REQUIRED WORK ::
Exact reproduction of the data is required, with images excluded.

RECORDS TO PROCESS ::
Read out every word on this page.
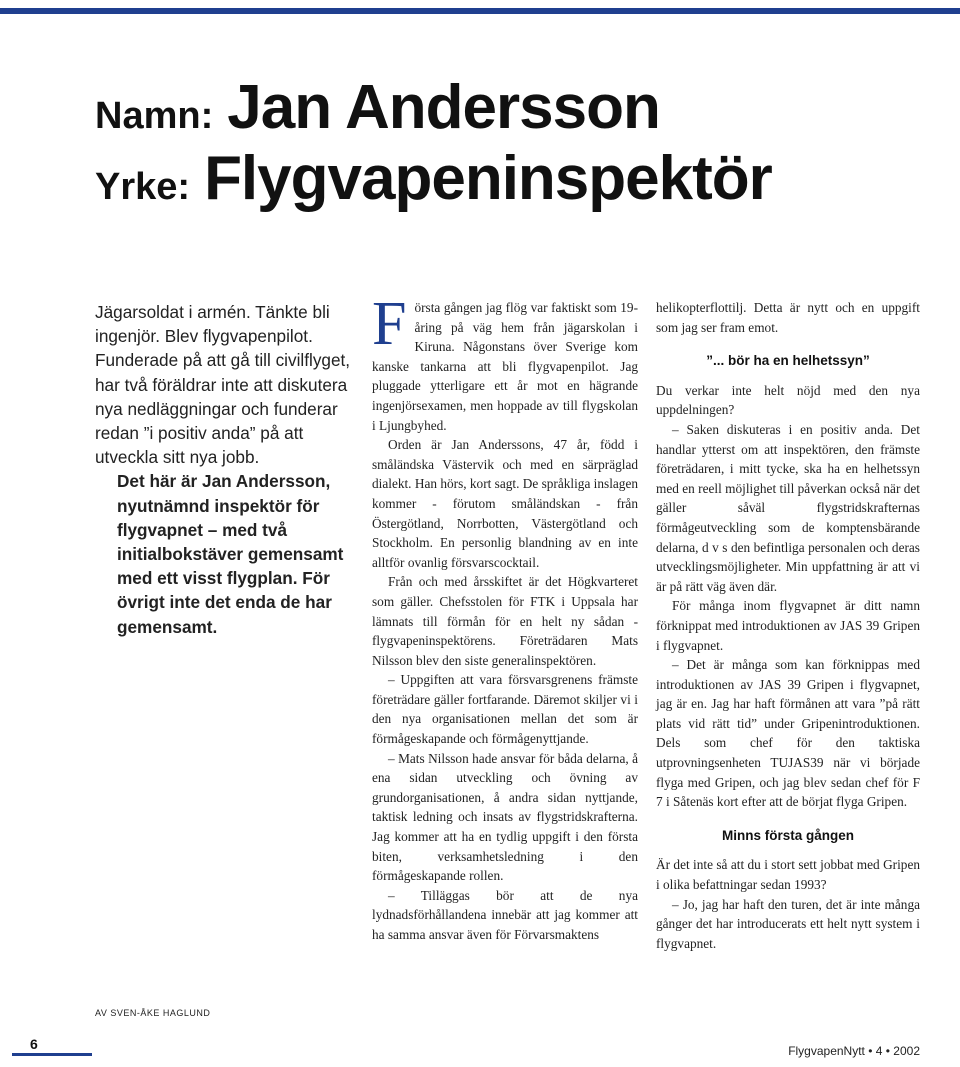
Namn: Jan Andersson
Yrke: Flygvapeninspektör

Jägarsoldat i armén. Tänkte bli ingenjör. Blev flygvapenpilot. Funderade på att gå till civilflyget, har två föräldrar inte att diskutera nya nedläggningar och funderar redan ”i positiv anda” på att utveckla sitt nya jobb.

Det här är Jan Andersson, nyutnämnd inspektör för flygvapnet – med två initialbokstäver gemensamt med ett visst flygplan. För övrigt inte det enda de har gemensamt.

AV SVEN-ÅKE HAGLUND

Första gången jag flög var faktiskt som 19-åring på väg hem från jägarskolan i Kiruna. Någonstans över Sverige kom kanske tankarna att bli flygvapenpilot. Jag pluggade ytterligare ett år mot en hägrande ingenjörsexamen, men hoppade av till flygskolan i Ljungbyhed.

Orden är Jan Anderssons, 47 år, född i småländska Västervik och med en särpräglad dialekt. Han hörs, kort sagt. De språkliga inslagen kommer - förutom småländskan - från Östergötland, Norrbotten, Västergötland och Stockholm. En personlig blandning av en inte alltför ovanlig försvarscocktail.

Från och med årsskiftet är det Högkvarteret som gäller. Chefsstolen för FTK i Uppsala har lämnats till förmån för en helt ny sådan - flygvapeninspektörens. Företrädaren Mats Nilsson blev den siste generalinspektören.

– Uppgiften att vara försvarsgrenens främste företrädare gäller fortfarande. Däremot skiljer vi i den nya organisationen mellan det som är förmågeskapande och förmågenyttjande.

– Mats Nilsson hade ansvar för båda delarna, å ena sidan utveckling och övning av grundorganisationen, å andra sidan nyttjande, taktisk ledning och insats av flygstridskrafterna. Jag kommer att ha en tydlig uppgift i den första biten, verksamhetsledning i den förmågeskapande rollen.

– Tilläggas bör att de nya lydnadsförhållandena innebär att jag kommer att ha samma ansvar även för Förvarsmaktens

helikopterflottilj. Detta är nytt och en uppgift som jag ser fram emot.

”... bör ha en helhetssyn”

Du verkar inte helt nöjd med den nya uppdelningen?

– Saken diskuteras i en positiv anda. Det handlar ytterst om att inspektören, den främste företrädaren, i mitt tycke, ska ha en helhetssyn med en reell möjlighet till påverkan också när det gäller såväl flygstridskrafternas förmågeutveckling som de komptensbärande delarna, d v s den befintliga personalen och deras utvecklingsmöjligheter. Min uppfattning är att vi är på rätt väg även där.

För många inom flygvapnet är ditt namn förknippat med introduktionen av JAS 39 Gripen i flygvapnet.

– Det är många som kan förknippas med introduktionen av JAS 39 Gripen i flygvapnet, jag är en. Jag har haft förmånen att vara ”på rätt plats vid rätt tid” under Gripenintroduktionen. Dels som chef för den taktiska utprovningsenheten TUJAS39 när vi började flyga med Gripen, och jag blev sedan chef för F 7 i Såtenäs kort efter att de börjat flyga Gripen.

Minns första gången

Är det inte så att du i stort sett jobbat med Gripen i olika befattningar sedan 1993?

– Jo, jag har haft den turen, det är inte många gånger det har introducerats ett helt nytt system i flygvapnet.

6	FlygvapenNytt • 4 • 2002
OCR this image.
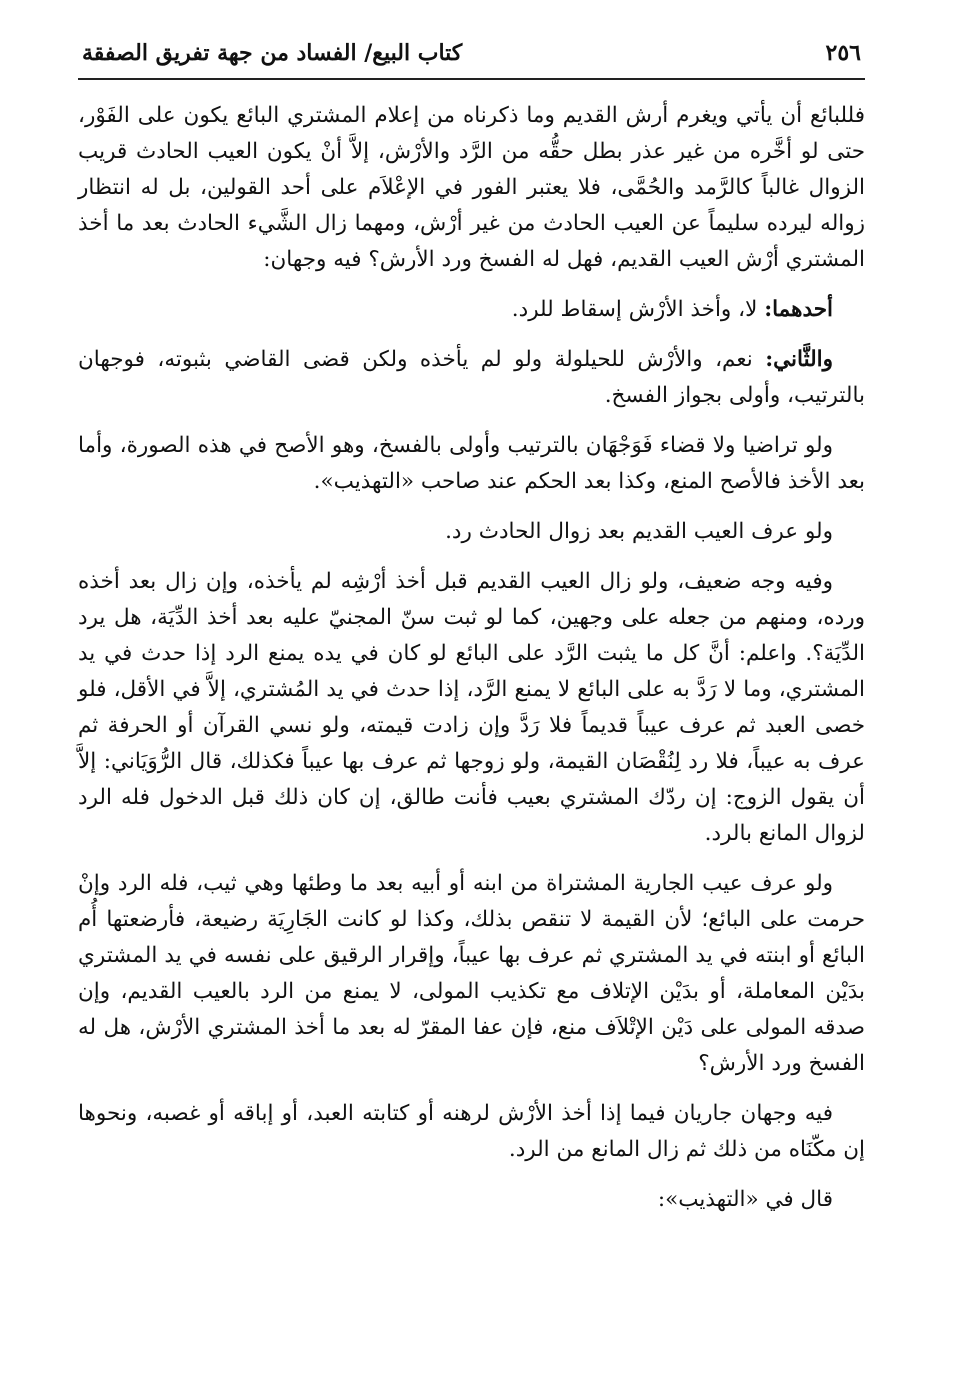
٢٥٦
كتاب البيع/ الفساد من جهة تفريق الصفقة

فللبائع أن يأتي ويغرم أرش القديم وما ذكرناه من إعلام المشتري البائع يكون على الفَوْر، حتى لو أخَّره من غير عذر بطل حقُّه من الرَّد والأرْش، إلاَّ أنْ يكون العيب الحادث قريب الزوال غالباً كالرَّمد والحُمَّى، فلا يعتبر الفور في الإعْلاَم على أحد القولين، بل له انتظار زواله ليرده سليماً عن العيب الحادث من غير أرْش، ومهما زال الشَّيء الحادث بعد ما أخذ المشتري أرْش العيب القديم، فهل له الفسخ ورد الأرش؟ فيه وجهان:

أحدهما: لا، وأخذ الأرْش إسقاط للرد.

والثَّاني: نعم، والأرْش للحيلولة ولو لم يأخذه ولكن قضى القاضي بثبوته، فوجهان بالترتيب، وأولى بجواز الفسخ.

ولو تراضيا ولا قضاء فَوَجْهَان بالترتيب وأولى بالفسخ، وهو الأصح في هذه الصورة، وأما بعد الأخذ فالأصح المنع، وكذا بعد الحكم عند صاحب «التهذيب».

ولو عرف العيب القديم بعد زوال الحادث رد.

وفيه وجه ضعيف، ولو زال العيب القديم قبل أخذ أرْشِه لم يأخذه، وإن زال بعد أخذه ورده، ومنهم من جعله على وجهين، كما لو ثبت سنّ المجنيّ عليه بعد أخذ الدِّيَة، هل يرد الدِّيَة؟. واعلم: أنَّ كل ما يثبت الرَّد على البائع لو كان في يده يمنع الرد إذا حدث في يد المشتري، وما لا رَدَّ به على البائع لا يمنع الرَّد، إذا حدث في يد المُشتري، إلاَّ في الأقل، فلو خصى العبد ثم عرف عيباً قديماً فلا رَدَّ وإن زادت قيمته، ولو نسي القرآن أو الحرفة ثم عرف به عيباً، فلا رد لِنُقْصَان القيمة، ولو زوجها ثم عرف بها عيباً فكذلك، قال الرُّوَيَاني: إلاَّ أن يقول الزوج: إن ردّك المشتري بعيب فأنت طالق، إن كان ذلك قبل الدخول فله الرد لزوال المانع بالرد.

ولو عرف عيب الجارية المشتراة من ابنه أو أبيه بعد ما وطئها وهي ثيب، فله الرد وإنْ حرمت على البائع؛ لأن القيمة لا تنقص بذلك، وكذا لو كانت الجَارِيَة رضيعة، فأرضعتها أُم البائع أو ابنته في يد المشتري ثم عرف بها عيباً، وإقرار الرقيق على نفسه في يد المشتري بدَيْن المعاملة، أو بدَيْن الإتلاف مع تكذيب المولى، لا يمنع من الرد بالعيب القديم، وإن صدقه المولى على دَيْن الإتْلاَف منع، فإن عفا المقرّ له بعد ما أخذ المشتري الأرْش، هل له الفسخ ورد الأرش؟

فيه وجهان جاريان فيما إذا أخذ الأرْش لرهنه أو كتابته العبد، أو إباقه أو غصبه، ونحوها إن مكّنَاه من ذلك ثم زال المانع من الرد.

قال في «التهذيب»:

CORRECT OUTPUT ::
Read out every word on this page.
Namn: Jan Andersson
Yrke: Flygvapeninspektör

Jägarsoldat i armén. Tänkte bli ingenjör. Blev flygvapenpilot. Funderade på att gå till civilflyget, har två föräldrar inte att diskutera nya nedläggningar och funderar redan ”i positiv anda” på att utveckla sitt nya jobb.

Det här är Jan Andersson, nyutnämnd inspektör för flygvapnet – med två initialbokstäver gemensamt med ett visst flygplan. För övrigt inte det enda de har gemensamt.

AV SVEN-ÅKE HAGLUND

Första gången jag flög var faktiskt som 19-åring på väg hem från jägarskolan i Kiruna. Någonstans över Sverige kom kanske tankarna att bli flygvapenpilot. Jag pluggade ytterligare ett år mot en hägrande ingenjörsexamen, men hoppade av till flygskolan i Ljungbyhed.

Orden är Jan Anderssons, 47 år, född i småländska Västervik och med en särpräglad dialekt. Han hörs, kort sagt. De språkliga inslagen kommer - förutom småländskan - från Östergötland, Norrbotten, Västergötland och Stockholm. En personlig blandning av en inte alltför ovanlig försvarscocktail.

Från och med årsskiftet är det Högkvarteret som gäller. Chefsstolen för FTK i Uppsala har lämnats till förmån för en helt ny sådan - flygvapeninspektörens. Företrädaren Mats Nilsson blev den siste generalinspektören.

– Uppgiften att vara försvarsgrenens främste företrädare gäller fortfarande. Däremot skiljer vi i den nya organisationen mellan det som är förmågeskapande och förmågenyttjande.

– Mats Nilsson hade ansvar för båda delarna, å ena sidan utveckling och övning av grundorganisationen, å andra sidan nyttjande, taktisk ledning och insats av flygstridskrafterna. Jag kommer att ha en tydlig uppgift i den första biten, verksamhetsledning i den förmågeskapande rollen.

– Tilläggas bör att de nya lydnadsförhållandena innebär att jag kommer att ha samma ansvar även för Förvarsmaktens

helikopterflottilj. Detta är nytt och en uppgift som jag ser fram emot.

”... bör ha en helhetssyn”

Du verkar inte helt nöjd med den nya uppdelningen?

– Saken diskuteras i en positiv anda. Det handlar ytterst om att inspektören, den främste företrädaren, i mitt tycke, ska ha en helhetssyn med en reell möjlighet till påverkan också när det gäller såväl flygstridskrafternas förmågeutveckling som de komptensbärande delarna, d v s den befintliga personalen och deras utvecklingsmöjligheter. Min uppfattning är att vi är på rätt väg även där.

För många inom flygvapnet är ditt namn förknippat med introduktionen av JAS 39 Gripen i flygvapnet.

– Det är många som kan förknippas med introduktionen av JAS 39 Gripen i flygvapnet, jag är en. Jag har haft förmånen att vara ”på rätt plats vid rätt tid” under Gripenintroduktionen. Dels som chef för den taktiska utprovningsenheten TUJAS39 när vi började flyga med Gripen, och jag blev sedan chef för F 7 i Såtenäs kort efter att de börjat flyga Gripen.

Minns första gången

Är det inte så att du i stort sett jobbat med Gripen i olika befattningar sedan 1993?

– Jo, jag har haft den turen, det är inte många gånger det har introducerats ett helt nytt system i flygvapnet.

6	FlygvapenNytt • 4 • 2002
OCR this image.
٢٥٦
كتاب البيع/ الفساد من جهة تفريق الصفقة

فللبائع أن يأتي ويغرم أرش القديم وما ذكرناه من إعلام المشتري البائع يكون على الفَوْر، حتى لو أخَّره من غير عذر بطل حقُّه من الرَّد والأرْش، إلاَّ أنْ يكون العيب الحادث قريب الزوال غالباً كالرَّمد والحُمَّى، فلا يعتبر الفور في الإعْلاَم على أحد القولين، بل له انتظار زواله ليرده سليماً عن العيب الحادث من غير أرْش، ومهما زال الشَّيء الحادث بعد ما أخذ المشتري أرْش العيب القديم، فهل له الفسخ ورد الأرش؟ فيه وجهان:

أحدهما: لا، وأخذ الأرْش إسقاط للرد.

والثَّاني: نعم، والأرْش للحيلولة ولو لم يأخذه ولكن قضى القاضي بثبوته، فوجهان بالترتيب، وأولى بجواز الفسخ.

ولو تراضيا ولا قضاء فَوَجْهَان بالترتيب وأولى بالفسخ، وهو الأصح في هذه الصورة، وأما بعد الأخذ فالأصح المنع، وكذا بعد الحكم عند صاحب «التهذيب».

ولو عرف العيب القديم بعد زوال الحادث رد.

وفيه وجه ضعيف، ولو زال العيب القديم قبل أخذ أرْشِه لم يأخذه، وإن زال بعد أخذه ورده، ومنهم من جعله على وجهين، كما لو ثبت سنّ المجنيّ عليه بعد أخذ الدِّيَة، هل يرد الدِّيَة؟. واعلم: أنَّ كل ما يثبت الرَّد على البائع لو كان في يده يمنع الرد إذا حدث في يد المشتري، وما لا رَدَّ به على البائع لا يمنع الرَّد، إذا حدث في يد المُشتري، إلاَّ في الأقل، فلو خصى العبد ثم عرف عيباً قديماً فلا رَدَّ وإن زادت قيمته، ولو نسي القرآن أو الحرفة ثم عرف به عيباً، فلا رد لِنُقْصَان القيمة، ولو زوجها ثم عرف بها عيباً فكذلك، قال الرُّوَيَاني: إلاَّ أن يقول الزوج: إن ردّك المشتري بعيب فأنت طالق، إن كان ذلك قبل الدخول فله الرد لزوال المانع بالرد.

ولو عرف عيب الجارية المشتراة من ابنه أو أبيه بعد ما وطئها وهي ثيب، فله الرد وإنْ حرمت على البائع؛ لأن القيمة لا تنقص بذلك، وكذا لو كانت الجَارِيَة رضيعة، فأرضعتها أُم البائع أو ابنته في يد المشتري ثم عرف بها عيباً، وإقرار الرقيق على نفسه في يد المشتري بدَيْن المعاملة، أو بدَيْن الإتلاف مع تكذيب المولى، لا يمنع من الرد بالعيب القديم، وإن صدقه المولى على دَيْن الإتْلاَف منع، فإن عفا المقرّ له بعد ما أخذ المشتري الأرْش، هل له الفسخ ورد الأرش؟

فيه وجهان جاريان فيما إذا أخذ الأرْش لرهنه أو كتابته العبد، أو إباقه أو غصبه، ونحوها إن مكّنَاه من ذلك ثم زال المانع من الرد.

قال في «التهذيب»:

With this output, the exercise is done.